_TASK OBJECTIVE:_ Your task is to copy the listing exactly. Drop any pictures from the copy.

_RECORDS:_
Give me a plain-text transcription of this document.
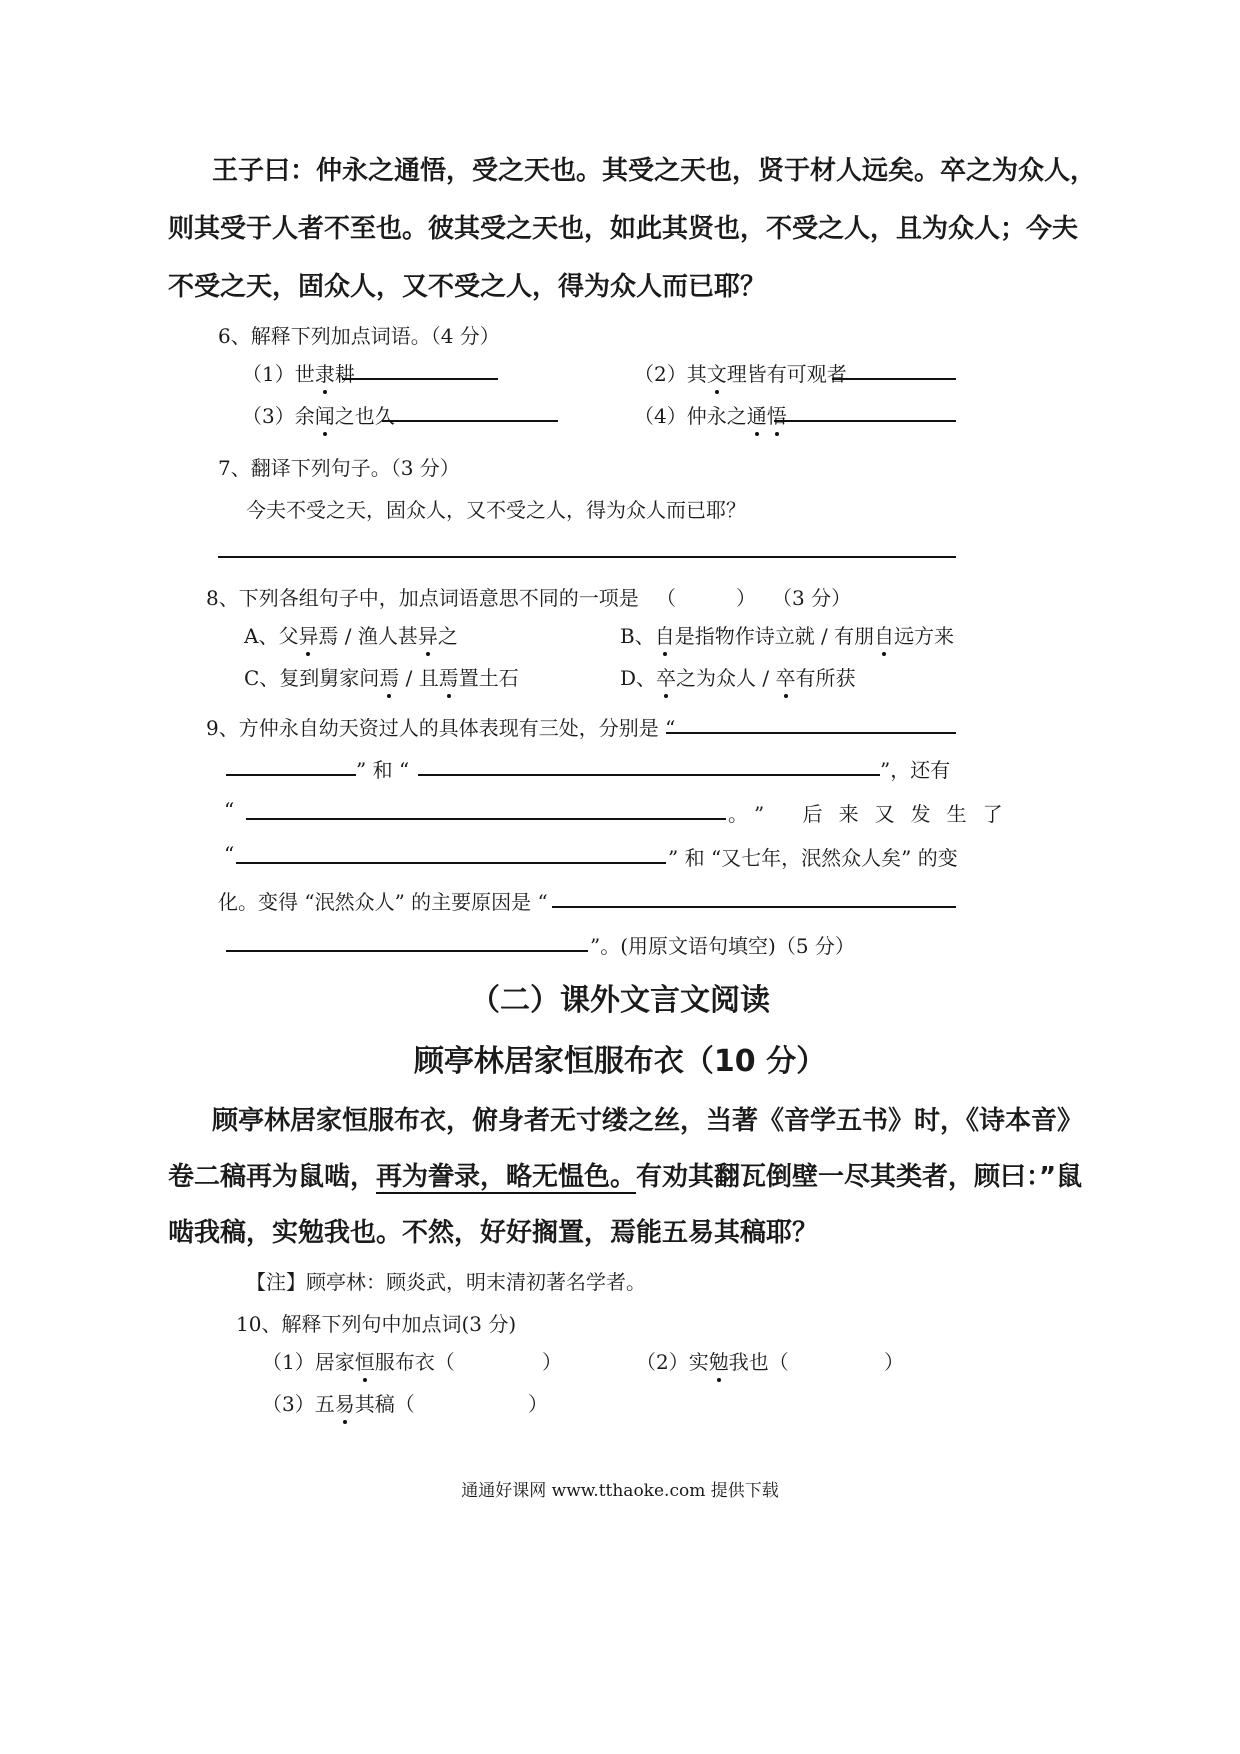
王子曰：仲永之通悟，受之天也。其受之天也，贤于材人远矣。卒之为众人，
则其受于人者不至也。彼其受之天也，如此其贤也，不受之人，且为众人；今夫
不受之天，固众人，又不受之人，得为众人而已耶？
6、解释下列加点词语。（4 分）
（1）世隶耕	（2）其文理皆有可观者
（3）余闻之也久	（4）仲永之通悟
7、翻译下列句子。（3 分）
今夫不受之天，固众人，又不受之人，得为众人而已耶？
8、下列各组句子中，加点词语意思不同的一项是 （	） （3 分）
A、父异焉 / 渔人甚异之	B、自是指物作诗立就 / 有朋自远方来
C、复到舅家问焉 / 且焉置土石	D、卒之为众人 / 卒有所获
9、方仲永自幼天资过人的具体表现有三处，分别是 “
” 和 “	”，还有
“	。” 后来又发生了
“	” 和 “又七年，泯然众人矣” 的变
化。变得 “泯然众人” 的主要原因是 “
”。(用原文语句填空)（5 分）
（二）课外文言文阅读
顾亭林居家恒服布衣（10 分）
顾亭林居家恒服布衣，俯身者无寸缕之丝，当著《音学五书》时，《诗本音》
卷二稿再为鼠啮，再为誊录，略无愠色。有劝其翻瓦倒壁一尽其类者，顾曰：”鼠
啮我稿，实勉我也。不然，好好搁置，焉能五易其稿耶？
【注】顾亭林：顾炎武，明末清初著名学者。
10、解释下列句中加点词(3 分)
（1）居家恒服布衣（	）	（2）实勉我也（	）
（3）五易其稿（	）
通通好课网 www.tthaoke.com 提供下载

_EXERCISE RESULT:_
Give me a plain-text transcription of this document.
王子曰：仲永之通悟，受之天也。其受之天也，贤于材人远矣。卒之为众人，
则其受于人者不至也。彼其受之天也，如此其贤也，不受之人，且为众人；今夫
不受之天，固众人，又不受之人，得为众人而已耶？
6、解释下列加点词语。（4 分）
（1）世隶耕	（2）其文理皆有可观者
（3）余闻之也久	（4）仲永之通悟
7、翻译下列句子。（3 分）
今夫不受之天，固众人，又不受之人，得为众人而已耶？
8、下列各组句子中，加点词语意思不同的一项是 （	） （3 分）
A、父异焉 / 渔人甚异之	B、自是指物作诗立就 / 有朋自远方来
C、复到舅家问焉 / 且焉置土石	D、卒之为众人 / 卒有所获
9、方仲永自幼天资过人的具体表现有三处，分别是 “
” 和 “	”，还有
“	。” 后来又发生了
“	” 和 “又七年，泯然众人矣” 的变
化。变得 “泯然众人” 的主要原因是 “
”。(用原文语句填空)（5 分）
（二）课外文言文阅读
顾亭林居家恒服布衣（10 分）
顾亭林居家恒服布衣，俯身者无寸缕之丝，当著《音学五书》时，《诗本音》
卷二稿再为鼠啮，再为誊录，略无愠色。有劝其翻瓦倒壁一尽其类者，顾曰：”鼠
啮我稿，实勉我也。不然，好好搁置，焉能五易其稿耶？
【注】顾亭林：顾炎武，明末清初著名学者。
10、解释下列句中加点词(3 分)
（1）居家恒服布衣（	）	（2）实勉我也（	）
（3）五易其稿（	）
通通好课网 www.tthaoke.com 提供下载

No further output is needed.